[Dataset rows]
+ + + + + + +
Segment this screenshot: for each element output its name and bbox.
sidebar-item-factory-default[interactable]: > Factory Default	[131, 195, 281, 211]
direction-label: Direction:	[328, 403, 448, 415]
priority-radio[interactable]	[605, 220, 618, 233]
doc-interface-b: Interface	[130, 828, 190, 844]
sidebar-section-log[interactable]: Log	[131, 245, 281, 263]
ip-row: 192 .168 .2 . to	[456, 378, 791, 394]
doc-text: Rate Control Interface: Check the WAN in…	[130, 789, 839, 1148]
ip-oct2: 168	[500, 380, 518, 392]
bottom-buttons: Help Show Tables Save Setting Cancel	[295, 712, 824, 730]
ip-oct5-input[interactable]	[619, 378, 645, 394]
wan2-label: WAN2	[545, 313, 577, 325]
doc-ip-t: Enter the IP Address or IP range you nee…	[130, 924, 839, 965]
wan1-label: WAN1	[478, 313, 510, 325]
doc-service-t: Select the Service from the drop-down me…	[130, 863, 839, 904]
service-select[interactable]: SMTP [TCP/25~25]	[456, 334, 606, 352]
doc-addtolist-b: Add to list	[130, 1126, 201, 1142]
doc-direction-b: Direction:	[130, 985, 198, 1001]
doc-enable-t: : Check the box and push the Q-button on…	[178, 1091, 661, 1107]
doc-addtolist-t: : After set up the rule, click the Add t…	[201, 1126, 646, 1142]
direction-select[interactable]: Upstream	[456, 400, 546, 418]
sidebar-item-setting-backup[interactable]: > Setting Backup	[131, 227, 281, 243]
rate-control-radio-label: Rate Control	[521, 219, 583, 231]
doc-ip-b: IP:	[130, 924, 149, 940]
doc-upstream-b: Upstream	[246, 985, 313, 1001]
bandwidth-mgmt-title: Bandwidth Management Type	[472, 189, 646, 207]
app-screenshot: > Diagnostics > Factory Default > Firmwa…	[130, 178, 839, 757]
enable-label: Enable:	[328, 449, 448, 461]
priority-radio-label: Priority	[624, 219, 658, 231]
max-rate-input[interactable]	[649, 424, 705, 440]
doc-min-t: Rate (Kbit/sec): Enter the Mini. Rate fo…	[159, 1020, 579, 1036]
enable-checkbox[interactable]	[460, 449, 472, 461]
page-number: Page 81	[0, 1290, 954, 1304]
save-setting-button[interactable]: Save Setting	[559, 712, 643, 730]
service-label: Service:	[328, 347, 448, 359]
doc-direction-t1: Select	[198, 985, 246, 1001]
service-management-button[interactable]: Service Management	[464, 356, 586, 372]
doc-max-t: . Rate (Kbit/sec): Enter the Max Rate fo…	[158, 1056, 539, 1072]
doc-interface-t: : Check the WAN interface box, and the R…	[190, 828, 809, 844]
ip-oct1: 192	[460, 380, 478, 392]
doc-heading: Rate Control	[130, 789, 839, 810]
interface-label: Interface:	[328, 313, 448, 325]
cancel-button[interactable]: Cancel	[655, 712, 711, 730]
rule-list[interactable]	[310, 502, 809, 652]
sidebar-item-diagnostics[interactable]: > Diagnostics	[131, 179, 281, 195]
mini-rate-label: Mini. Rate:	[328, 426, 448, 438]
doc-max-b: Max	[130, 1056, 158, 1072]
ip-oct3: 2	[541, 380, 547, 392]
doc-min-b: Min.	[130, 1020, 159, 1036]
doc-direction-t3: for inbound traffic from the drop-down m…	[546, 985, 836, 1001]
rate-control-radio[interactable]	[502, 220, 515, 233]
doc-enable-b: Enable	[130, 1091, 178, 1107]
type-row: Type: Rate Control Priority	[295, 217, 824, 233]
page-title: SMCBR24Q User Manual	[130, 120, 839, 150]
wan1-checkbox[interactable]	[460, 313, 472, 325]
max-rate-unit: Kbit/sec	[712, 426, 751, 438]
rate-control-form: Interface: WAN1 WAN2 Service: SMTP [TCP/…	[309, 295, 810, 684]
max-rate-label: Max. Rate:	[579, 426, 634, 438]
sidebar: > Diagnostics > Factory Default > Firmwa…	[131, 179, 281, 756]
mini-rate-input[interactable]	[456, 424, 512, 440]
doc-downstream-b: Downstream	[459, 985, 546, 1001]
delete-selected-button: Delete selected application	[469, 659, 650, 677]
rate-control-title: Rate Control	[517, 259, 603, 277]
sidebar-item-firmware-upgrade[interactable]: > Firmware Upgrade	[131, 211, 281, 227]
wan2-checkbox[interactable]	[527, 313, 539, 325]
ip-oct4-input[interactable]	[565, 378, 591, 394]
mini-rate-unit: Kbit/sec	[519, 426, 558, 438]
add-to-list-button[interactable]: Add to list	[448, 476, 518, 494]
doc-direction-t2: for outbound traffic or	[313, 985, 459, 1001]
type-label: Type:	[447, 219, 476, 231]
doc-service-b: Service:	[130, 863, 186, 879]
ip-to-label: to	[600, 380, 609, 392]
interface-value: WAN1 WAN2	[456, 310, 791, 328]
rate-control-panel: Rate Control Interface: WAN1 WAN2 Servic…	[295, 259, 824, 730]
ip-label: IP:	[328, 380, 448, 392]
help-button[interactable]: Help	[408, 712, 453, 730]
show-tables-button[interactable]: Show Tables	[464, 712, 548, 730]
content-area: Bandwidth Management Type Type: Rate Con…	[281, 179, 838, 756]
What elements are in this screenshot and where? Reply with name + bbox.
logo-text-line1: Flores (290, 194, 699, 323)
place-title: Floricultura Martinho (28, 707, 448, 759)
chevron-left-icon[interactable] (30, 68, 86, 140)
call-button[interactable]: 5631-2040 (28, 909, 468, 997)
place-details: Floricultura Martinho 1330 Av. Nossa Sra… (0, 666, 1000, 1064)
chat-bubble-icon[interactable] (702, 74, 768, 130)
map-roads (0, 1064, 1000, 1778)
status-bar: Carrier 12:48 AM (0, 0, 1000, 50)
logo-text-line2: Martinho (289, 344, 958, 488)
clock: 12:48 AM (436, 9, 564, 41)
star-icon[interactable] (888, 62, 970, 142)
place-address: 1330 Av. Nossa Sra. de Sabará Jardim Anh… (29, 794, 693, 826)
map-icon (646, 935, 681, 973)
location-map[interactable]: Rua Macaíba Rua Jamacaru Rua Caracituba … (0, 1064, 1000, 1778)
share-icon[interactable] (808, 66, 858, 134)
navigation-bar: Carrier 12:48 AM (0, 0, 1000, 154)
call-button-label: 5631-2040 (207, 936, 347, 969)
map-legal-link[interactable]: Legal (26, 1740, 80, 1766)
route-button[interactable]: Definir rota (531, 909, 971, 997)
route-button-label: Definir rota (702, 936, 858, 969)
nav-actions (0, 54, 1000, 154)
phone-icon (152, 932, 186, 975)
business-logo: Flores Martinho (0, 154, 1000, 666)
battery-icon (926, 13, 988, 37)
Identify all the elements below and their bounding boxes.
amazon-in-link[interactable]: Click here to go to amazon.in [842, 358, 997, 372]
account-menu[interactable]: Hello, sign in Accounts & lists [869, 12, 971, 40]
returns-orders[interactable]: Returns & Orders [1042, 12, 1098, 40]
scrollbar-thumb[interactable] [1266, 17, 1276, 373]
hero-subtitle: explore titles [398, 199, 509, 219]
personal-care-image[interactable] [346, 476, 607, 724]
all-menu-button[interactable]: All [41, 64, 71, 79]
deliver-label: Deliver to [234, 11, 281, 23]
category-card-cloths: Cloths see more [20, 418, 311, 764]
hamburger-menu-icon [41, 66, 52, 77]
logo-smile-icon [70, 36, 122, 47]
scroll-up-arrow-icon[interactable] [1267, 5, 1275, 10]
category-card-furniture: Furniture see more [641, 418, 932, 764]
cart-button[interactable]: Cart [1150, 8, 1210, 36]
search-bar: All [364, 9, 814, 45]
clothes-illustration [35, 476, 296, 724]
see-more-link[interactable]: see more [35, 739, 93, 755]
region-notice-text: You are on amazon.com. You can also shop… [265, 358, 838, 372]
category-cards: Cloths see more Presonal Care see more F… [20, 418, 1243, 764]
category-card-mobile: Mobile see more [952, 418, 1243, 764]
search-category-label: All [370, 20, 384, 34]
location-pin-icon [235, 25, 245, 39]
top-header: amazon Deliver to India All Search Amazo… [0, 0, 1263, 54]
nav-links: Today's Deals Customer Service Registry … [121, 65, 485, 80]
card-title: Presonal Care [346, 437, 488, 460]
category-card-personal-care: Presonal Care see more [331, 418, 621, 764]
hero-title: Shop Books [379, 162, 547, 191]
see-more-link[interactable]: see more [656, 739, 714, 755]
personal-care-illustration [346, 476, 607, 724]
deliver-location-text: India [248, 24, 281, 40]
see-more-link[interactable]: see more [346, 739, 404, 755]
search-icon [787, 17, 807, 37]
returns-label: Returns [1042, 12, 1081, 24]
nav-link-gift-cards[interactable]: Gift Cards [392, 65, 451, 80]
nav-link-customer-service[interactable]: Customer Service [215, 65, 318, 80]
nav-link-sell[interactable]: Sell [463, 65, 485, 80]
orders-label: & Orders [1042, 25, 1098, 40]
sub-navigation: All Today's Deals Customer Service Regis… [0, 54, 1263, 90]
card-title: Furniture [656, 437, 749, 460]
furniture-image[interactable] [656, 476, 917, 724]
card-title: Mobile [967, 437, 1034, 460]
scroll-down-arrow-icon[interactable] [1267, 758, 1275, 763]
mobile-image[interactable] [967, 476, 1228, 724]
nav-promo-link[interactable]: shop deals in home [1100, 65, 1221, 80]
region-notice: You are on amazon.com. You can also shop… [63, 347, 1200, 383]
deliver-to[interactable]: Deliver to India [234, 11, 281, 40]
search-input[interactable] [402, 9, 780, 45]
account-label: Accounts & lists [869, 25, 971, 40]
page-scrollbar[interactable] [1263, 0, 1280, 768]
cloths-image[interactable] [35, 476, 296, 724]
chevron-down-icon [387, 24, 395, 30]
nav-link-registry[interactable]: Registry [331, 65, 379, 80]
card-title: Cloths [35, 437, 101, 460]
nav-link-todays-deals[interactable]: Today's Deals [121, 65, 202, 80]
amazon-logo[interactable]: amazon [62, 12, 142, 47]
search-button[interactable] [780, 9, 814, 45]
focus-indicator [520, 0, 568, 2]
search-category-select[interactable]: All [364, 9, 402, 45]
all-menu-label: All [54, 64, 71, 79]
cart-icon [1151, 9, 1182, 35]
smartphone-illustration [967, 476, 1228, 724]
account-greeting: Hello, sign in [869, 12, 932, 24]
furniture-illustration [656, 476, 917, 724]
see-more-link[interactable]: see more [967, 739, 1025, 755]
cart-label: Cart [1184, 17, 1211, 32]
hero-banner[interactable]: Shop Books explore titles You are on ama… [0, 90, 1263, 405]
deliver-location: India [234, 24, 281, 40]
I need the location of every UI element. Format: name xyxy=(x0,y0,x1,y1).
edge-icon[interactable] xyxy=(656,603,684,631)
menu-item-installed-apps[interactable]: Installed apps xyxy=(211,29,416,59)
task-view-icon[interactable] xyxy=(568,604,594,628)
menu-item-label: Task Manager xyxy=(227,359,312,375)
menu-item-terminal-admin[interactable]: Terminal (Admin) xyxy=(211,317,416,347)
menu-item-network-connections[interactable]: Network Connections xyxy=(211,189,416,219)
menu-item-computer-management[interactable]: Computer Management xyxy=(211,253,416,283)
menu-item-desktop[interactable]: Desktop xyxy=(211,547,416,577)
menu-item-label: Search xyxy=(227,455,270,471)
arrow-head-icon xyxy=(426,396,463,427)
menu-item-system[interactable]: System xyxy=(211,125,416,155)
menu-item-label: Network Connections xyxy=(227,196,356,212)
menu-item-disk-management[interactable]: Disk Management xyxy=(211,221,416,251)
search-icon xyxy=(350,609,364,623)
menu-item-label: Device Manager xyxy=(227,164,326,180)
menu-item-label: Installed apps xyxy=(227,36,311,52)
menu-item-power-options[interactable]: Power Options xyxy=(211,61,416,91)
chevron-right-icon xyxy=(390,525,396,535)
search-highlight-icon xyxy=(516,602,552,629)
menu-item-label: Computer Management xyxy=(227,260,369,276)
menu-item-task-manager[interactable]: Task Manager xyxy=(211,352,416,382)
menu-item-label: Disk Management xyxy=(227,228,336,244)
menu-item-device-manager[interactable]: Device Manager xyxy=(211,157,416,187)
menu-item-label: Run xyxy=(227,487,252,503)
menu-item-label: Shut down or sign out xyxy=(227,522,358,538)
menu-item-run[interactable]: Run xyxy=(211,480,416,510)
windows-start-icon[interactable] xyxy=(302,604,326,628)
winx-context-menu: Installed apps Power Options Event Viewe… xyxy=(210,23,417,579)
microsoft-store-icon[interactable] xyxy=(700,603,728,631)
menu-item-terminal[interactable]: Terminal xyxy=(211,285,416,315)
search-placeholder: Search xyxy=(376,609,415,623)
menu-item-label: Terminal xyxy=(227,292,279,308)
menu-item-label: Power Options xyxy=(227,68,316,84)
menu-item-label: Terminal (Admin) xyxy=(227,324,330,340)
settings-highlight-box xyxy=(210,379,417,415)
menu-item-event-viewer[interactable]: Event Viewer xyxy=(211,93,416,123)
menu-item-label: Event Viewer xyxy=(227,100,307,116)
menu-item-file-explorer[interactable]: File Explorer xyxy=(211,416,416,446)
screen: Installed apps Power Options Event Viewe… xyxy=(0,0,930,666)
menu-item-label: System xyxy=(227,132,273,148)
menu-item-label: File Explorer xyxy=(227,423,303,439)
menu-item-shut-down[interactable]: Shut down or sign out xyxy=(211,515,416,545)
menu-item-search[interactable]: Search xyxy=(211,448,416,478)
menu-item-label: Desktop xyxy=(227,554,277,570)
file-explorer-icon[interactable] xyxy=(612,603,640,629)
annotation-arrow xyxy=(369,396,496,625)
+ + + + + + +
◆ What you have to do ◆
Can you reproduce the data verbatim, from its first line through the line that contains "347, 448, 359]", including both of those lines?

◆ Solution for this problem ◆
Segment this screenshot: for each element output its name and bbox.
sidebar-item-factory-default[interactable]: > Factory Default	[131, 195, 281, 211]
direction-label: Direction:	[328, 403, 448, 415]
priority-radio[interactable]	[605, 220, 618, 233]
doc-interface-b: Interface	[130, 828, 190, 844]
sidebar-section-log[interactable]: Log	[131, 245, 281, 263]
ip-row: 192 .168 .2 . to	[456, 378, 791, 394]
doc-text: Rate Control Interface: Check the WAN in…	[130, 789, 839, 1148]
ip-oct2: 168	[500, 380, 518, 392]
bottom-buttons: Help Show Tables Save Setting Cancel	[295, 712, 824, 730]
ip-oct5-input[interactable]	[619, 378, 645, 394]
wan2-label: WAN2	[545, 313, 577, 325]
doc-ip-t: Enter the IP Address or IP range you nee…	[130, 924, 839, 965]
wan1-label: WAN1	[478, 313, 510, 325]
doc-service-t: Select the Service from the drop-down me…	[130, 863, 839, 904]
service-select[interactable]: SMTP [TCP/25~25]	[456, 334, 606, 352]
doc-addtolist-b: Add to list	[130, 1126, 201, 1142]
doc-direction-b: Direction:	[130, 985, 198, 1001]
doc-enable-t: : Check the box and push the Q-button on…	[178, 1091, 661, 1107]
doc-addtolist-t: : After set up the rule, click the Add t…	[201, 1126, 646, 1142]
direction-select[interactable]: Upstream	[456, 400, 546, 418]
sidebar-item-setting-backup[interactable]: > Setting Backup	[131, 227, 281, 243]
rate-control-radio-label: Rate Control	[521, 219, 583, 231]
doc-ip-b: IP:	[130, 924, 149, 940]
doc-upstream-b: Upstream	[246, 985, 313, 1001]
bandwidth-mgmt-title: Bandwidth Management Type	[472, 189, 646, 207]
app-screenshot: > Diagnostics > Factory Default > Firmwa…	[130, 178, 839, 757]
enable-label: Enable:	[328, 449, 448, 461]
priority-radio-label: Priority	[624, 219, 658, 231]
max-rate-input[interactable]	[649, 424, 705, 440]
doc-min-t: Rate (Kbit/sec): Enter the Mini. Rate fo…	[159, 1020, 579, 1036]
enable-checkbox[interactable]	[460, 449, 472, 461]
page-number: Page 81	[0, 1290, 954, 1304]
save-setting-button[interactable]: Save Setting	[559, 712, 643, 730]
service-label: Service:	[328, 347, 448, 359]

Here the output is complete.